:: Working data ::

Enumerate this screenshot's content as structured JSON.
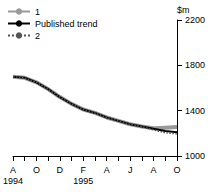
{
  "chart_data": {
    "type": "line",
    "y_label": "$m",
    "categories": [
      "A\n1994",
      null,
      "O",
      null,
      "D",
      null,
      "F\n1995",
      null,
      "A",
      null,
      "J",
      null,
      "A",
      null,
      "O"
    ],
    "series": [
      {
        "name": "1",
        "color": "#999999",
        "line_style": "solid",
        "values": [
          1700,
          1690,
          1650,
          1590,
          1520,
          1460,
          1410,
          1380,
          1340,
          1310,
          1280,
          1260,
          1245,
          1250,
          1255
        ]
      },
      {
        "name": "Published trend",
        "color": "#000000",
        "line_style": "solid",
        "values": [
          1700,
          1690,
          1650,
          1590,
          1520,
          1460,
          1410,
          1380,
          1340,
          1310,
          1280,
          1260,
          1240,
          1220,
          1210
        ]
      },
      {
        "name": "2",
        "color": "#555555",
        "line_style": "dotted",
        "values": [
          1700,
          1690,
          1650,
          1590,
          1520,
          1460,
          1410,
          1380,
          1340,
          1310,
          1280,
          1260,
          1230,
          1205,
          1195
        ]
      }
    ],
    "ylim": [
      1000,
      2200
    ],
    "yticks": [
      1000,
      1400,
      1800,
      2200
    ],
    "grid": false,
    "legend": "top-left",
    "marker": "none"
  }
}
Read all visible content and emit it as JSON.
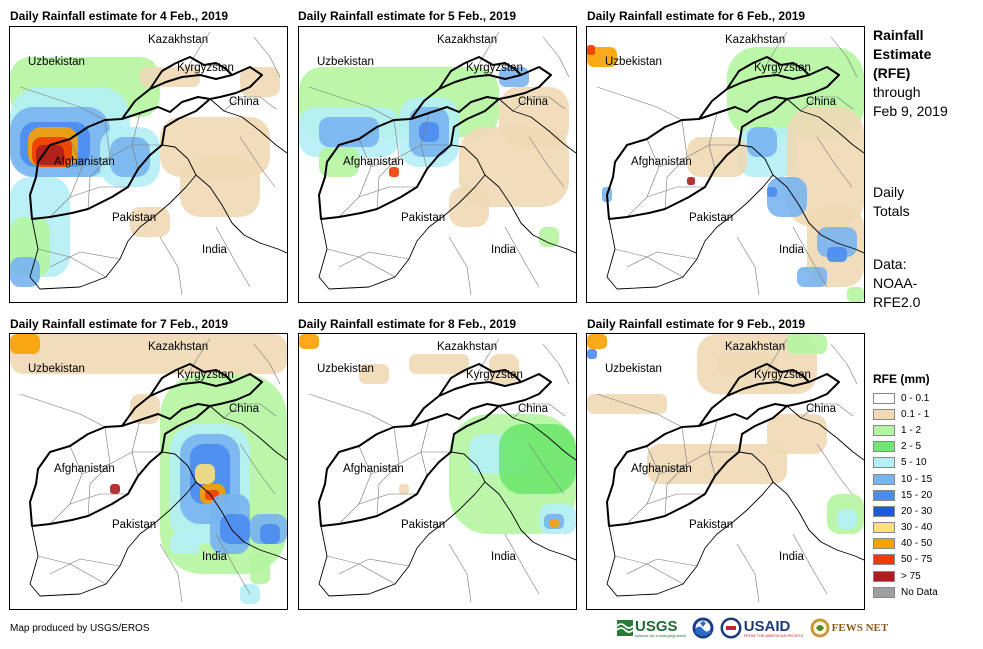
{
  "panels": [
    {
      "title": "Daily Rainfall estimate for 4 Feb., 2019"
    },
    {
      "title": "Daily Rainfall estimate for 5 Feb., 2019"
    },
    {
      "title": "Daily Rainfall estimate for 6 Feb., 2019"
    },
    {
      "title": "Daily Rainfall estimate for 7 Feb., 2019"
    },
    {
      "title": "Daily Rainfall estimate for 8 Feb., 2019"
    },
    {
      "title": "Daily Rainfall estimate for 9 Feb., 2019"
    }
  ],
  "country_labels": {
    "kazakhstan": "Kazakhstan",
    "uzbekistan": "Uzbekistan",
    "kyrgyzstan": "Kyrgyzstan",
    "china": "China",
    "afghanistan": "Afghanistan",
    "pakistan": "Pakistan",
    "india": "India"
  },
  "sidebar": {
    "heading_lines": [
      "Rainfall",
      "Estimate",
      "(RFE)"
    ],
    "through_lines": [
      "through",
      "Feb 9, 2019"
    ],
    "totals_lines": [
      "Daily",
      "Totals"
    ],
    "data_lines": [
      "Data:",
      "NOAA-",
      "RFE2.0"
    ]
  },
  "legend": {
    "title": "RFE (mm)",
    "items": [
      {
        "label": "0 - 0.1",
        "color": "#ffffff"
      },
      {
        "label": "0.1 - 1",
        "color": "#f0d9b5"
      },
      {
        "label": "1 - 2",
        "color": "#b4f5a0"
      },
      {
        "label": "2 - 5",
        "color": "#6ee86e"
      },
      {
        "label": "5 - 10",
        "color": "#b4f0f5"
      },
      {
        "label": "10 - 15",
        "color": "#78b4f0"
      },
      {
        "label": "15 - 20",
        "color": "#4b8cf0"
      },
      {
        "label": "20 - 30",
        "color": "#1e5adc"
      },
      {
        "label": "30 - 40",
        "color": "#fae178"
      },
      {
        "label": "40 - 50",
        "color": "#faa000"
      },
      {
        "label": "50 - 75",
        "color": "#f03c00"
      },
      {
        "label": "> 75",
        "color": "#aa1e1e"
      },
      {
        "label": "No Data",
        "color": "#a0a0a0"
      }
    ]
  },
  "credit": "Map produced by USGS/EROS",
  "logos": {
    "usgs": "USGS",
    "usgs_tagline": "science for a changing world",
    "usaid": "USAID",
    "usaid_tagline": "FROM THE AMERICAN PEOPLE",
    "fewsnet": "FEWS NET"
  }
}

:: What you will do ::
Pictures are excluded; output everything else in the data verbatim.

:: Answer to the problem ::
Enumerate this screenshot's content as structured JSON.
{
  "chart_data": {
    "type": "line",
    "y_label": "$m",
    "categories": [
      "A\n1994",
      null,
      "O",
      null,
      "D",
      null,
      "F\n1995",
      null,
      "A",
      null,
      "J",
      null,
      "A",
      null,
      "O"
    ],
    "series": [
      {
        "name": "1",
        "color": "#999999",
        "line_style": "solid",
        "values": [
          1700,
          1690,
          1650,
          1590,
          1520,
          1460,
          1410,
          1380,
          1340,
          1310,
          1280,
          1260,
          1245,
          1250,
          1255
        ]
      },
      {
        "name": "Published trend",
        "color": "#000000",
        "line_style": "solid",
        "values": [
          1700,
          1690,
          1650,
          1590,
          1520,
          1460,
          1410,
          1380,
          1340,
          1310,
          1280,
          1260,
          1240,
          1220,
          1210
        ]
      },
      {
        "name": "2",
        "color": "#555555",
        "line_style": "dotted",
        "values": [
          1700,
          1690,
          1650,
          1590,
          1520,
          1460,
          1410,
          1380,
          1340,
          1310,
          1280,
          1260,
          1230,
          1205,
          1195
        ]
      }
    ],
    "ylim": [
      1000,
      2200
    ],
    "yticks": [
      1000,
      1400,
      1800,
      2200
    ],
    "grid": false,
    "legend": "top-left",
    "marker": "none"
  }
}
Read all visible content and emit it as JSON.
{
  "panels": [
    {
      "title": "Daily Rainfall estimate for 4 Feb., 2019"
    },
    {
      "title": "Daily Rainfall estimate for 5 Feb., 2019"
    },
    {
      "title": "Daily Rainfall estimate for 6 Feb., 2019"
    },
    {
      "title": "Daily Rainfall estimate for 7 Feb., 2019"
    },
    {
      "title": "Daily Rainfall estimate for 8 Feb., 2019"
    },
    {
      "title": "Daily Rainfall estimate for 9 Feb., 2019"
    }
  ],
  "country_labels": {
    "kazakhstan": "Kazakhstan",
    "uzbekistan": "Uzbekistan",
    "kyrgyzstan": "Kyrgyzstan",
    "china": "China",
    "afghanistan": "Afghanistan",
    "pakistan": "Pakistan",
    "india": "India"
  },
  "sidebar": {
    "heading_lines": [
      "Rainfall",
      "Estimate",
      "(RFE)"
    ],
    "through_lines": [
      "through",
      "Feb 9, 2019"
    ],
    "totals_lines": [
      "Daily",
      "Totals"
    ],
    "data_lines": [
      "Data:",
      "NOAA-",
      "RFE2.0"
    ]
  },
  "legend": {
    "title": "RFE (mm)",
    "items": [
      {
        "label": "0 - 0.1",
        "color": "#ffffff"
      },
      {
        "label": "0.1 - 1",
        "color": "#f0d9b5"
      },
      {
        "label": "1 - 2",
        "color": "#b4f5a0"
      },
      {
        "label": "2 - 5",
        "color": "#6ee86e"
      },
      {
        "label": "5 - 10",
        "color": "#b4f0f5"
      },
      {
        "label": "10 - 15",
        "color": "#78b4f0"
      },
      {
        "label": "15 - 20",
        "color": "#4b8cf0"
      },
      {
        "label": "20 - 30",
        "color": "#1e5adc"
      },
      {
        "label": "30 - 40",
        "color": "#fae178"
      },
      {
        "label": "40 - 50",
        "color": "#faa000"
      },
      {
        "label": "50 - 75",
        "color": "#f03c00"
      },
      {
        "label": "> 75",
        "color": "#aa1e1e"
      },
      {
        "label": "No Data",
        "color": "#a0a0a0"
      }
    ]
  },
  "credit": "Map produced by USGS/EROS",
  "logos": {
    "usgs": "USGS",
    "usgs_tagline": "science for a changing world",
    "usaid": "USAID",
    "usaid_tagline": "FROM THE AMERICAN PEOPLE",
    "fewsnet": "FEWS NET"
  }
}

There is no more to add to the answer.